**PROBLEM TO WORK ON**: Please give the data below again in full, exactly as it stands.

(Dataset entries on figures)
○ ○ ○ ○

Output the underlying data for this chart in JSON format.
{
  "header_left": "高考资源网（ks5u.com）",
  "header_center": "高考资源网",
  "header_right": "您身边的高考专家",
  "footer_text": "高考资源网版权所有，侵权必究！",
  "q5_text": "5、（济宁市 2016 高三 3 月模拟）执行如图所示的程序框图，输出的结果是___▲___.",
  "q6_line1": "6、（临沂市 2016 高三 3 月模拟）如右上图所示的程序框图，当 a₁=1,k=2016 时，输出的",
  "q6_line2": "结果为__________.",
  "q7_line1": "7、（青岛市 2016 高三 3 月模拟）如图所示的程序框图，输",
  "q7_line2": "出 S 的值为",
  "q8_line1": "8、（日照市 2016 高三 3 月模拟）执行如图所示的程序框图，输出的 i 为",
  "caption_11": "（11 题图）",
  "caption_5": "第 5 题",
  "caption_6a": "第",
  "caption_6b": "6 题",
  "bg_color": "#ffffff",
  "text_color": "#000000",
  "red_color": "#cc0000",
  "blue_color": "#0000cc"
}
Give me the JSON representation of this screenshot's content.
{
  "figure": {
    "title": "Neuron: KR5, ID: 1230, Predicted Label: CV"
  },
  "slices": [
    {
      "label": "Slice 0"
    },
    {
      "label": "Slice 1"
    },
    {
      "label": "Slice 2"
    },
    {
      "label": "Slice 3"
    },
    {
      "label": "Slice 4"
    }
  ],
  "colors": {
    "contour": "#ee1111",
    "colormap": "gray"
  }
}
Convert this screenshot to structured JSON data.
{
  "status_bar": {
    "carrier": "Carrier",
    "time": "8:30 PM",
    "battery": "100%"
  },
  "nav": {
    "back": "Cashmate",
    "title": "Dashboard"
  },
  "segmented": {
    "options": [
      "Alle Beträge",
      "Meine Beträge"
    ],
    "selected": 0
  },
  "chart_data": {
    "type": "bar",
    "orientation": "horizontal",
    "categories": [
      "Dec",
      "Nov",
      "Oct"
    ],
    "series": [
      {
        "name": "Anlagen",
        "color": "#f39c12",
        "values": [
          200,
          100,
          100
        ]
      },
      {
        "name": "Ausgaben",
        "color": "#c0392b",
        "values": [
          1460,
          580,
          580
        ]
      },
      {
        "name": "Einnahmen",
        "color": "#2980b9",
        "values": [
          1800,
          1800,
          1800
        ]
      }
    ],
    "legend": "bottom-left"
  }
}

○ ○ ○ ○

**RESPONSE TO THE TASK**:
Output the underlying data for this chart in JSON format.
{
  "header_left": "高考资源网（ks5u.com）",
  "header_center": "高考资源网",
  "header_right": "您身边的高考专家",
  "footer_text": "高考资源网版权所有，侵权必究！",
  "q5_text": "5、（济宁市 2016 高三 3 月模拟）执行如图所示的程序框图，输出的结果是___▲___.",
  "q6_line1": "6、（临沂市 2016 高三 3 月模拟）如右上图所示的程序框图，当 a₁=1,k=2016 时，输出的",
  "q6_line2": "结果为__________.",
  "q7_line1": "7、（青岛市 2016 高三 3 月模拟）如图所示的程序框图，输",
  "q7_line2": "出 S 的值为",
  "q8_line1": "8、（日照市 2016 高三 3 月模拟）执行如图所示的程序框图，输出的 i 为",
  "caption_11": "（11 题图）",
  "caption_5": "第 5 题",
  "caption_6a": "第",
  "caption_6b": "6 题",
  "bg_color": "#ffffff",
  "text_color": "#000000",
  "red_color": "#cc0000",
  "blue_color": "#0000cc"
}
Give me the JSON representation of this screenshot's content.
{
  "figure": {
    "title": "Neuron: KR5, ID: 1230, Predicted Label: CV"
  },
  "slices": [
    {
      "label": "Slice 0"
    },
    {
      "label": "Slice 1"
    },
    {
      "label": "Slice 2"
    },
    {
      "label": "Slice 3"
    },
    {
      "label": "Slice 4"
    }
  ],
  "colors": {
    "contour": "#ee1111",
    "colormap": "gray"
  }
}
Convert this screenshot to structured JSON data.
{
  "status_bar": {
    "carrier": "Carrier",
    "time": "8:30 PM",
    "battery": "100%"
  },
  "nav": {
    "back": "Cashmate",
    "title": "Dashboard"
  },
  "segmented": {
    "options": [
      "Alle Beträge",
      "Meine Beträge"
    ],
    "selected": 0
  },
  "chart_data": {
    "type": "bar",
    "orientation": "horizontal",
    "categories": [
      "Dec",
      "Nov",
      "Oct"
    ],
    "series": [
      {
        "name": "Anlagen",
        "color": "#f39c12",
        "values": [
          200,
          100,
          100
        ]
      },
      {
        "name": "Ausgaben",
        "color": "#c0392b",
        "values": [
          1460,
          580,
          580
        ]
      },
      {
        "name": "Einnahmen",
        "color": "#2980b9",
        "values": [
          1800,
          1800,
          1800
        ]
      }
    ],
    "legend": "bottom-left"
  }
}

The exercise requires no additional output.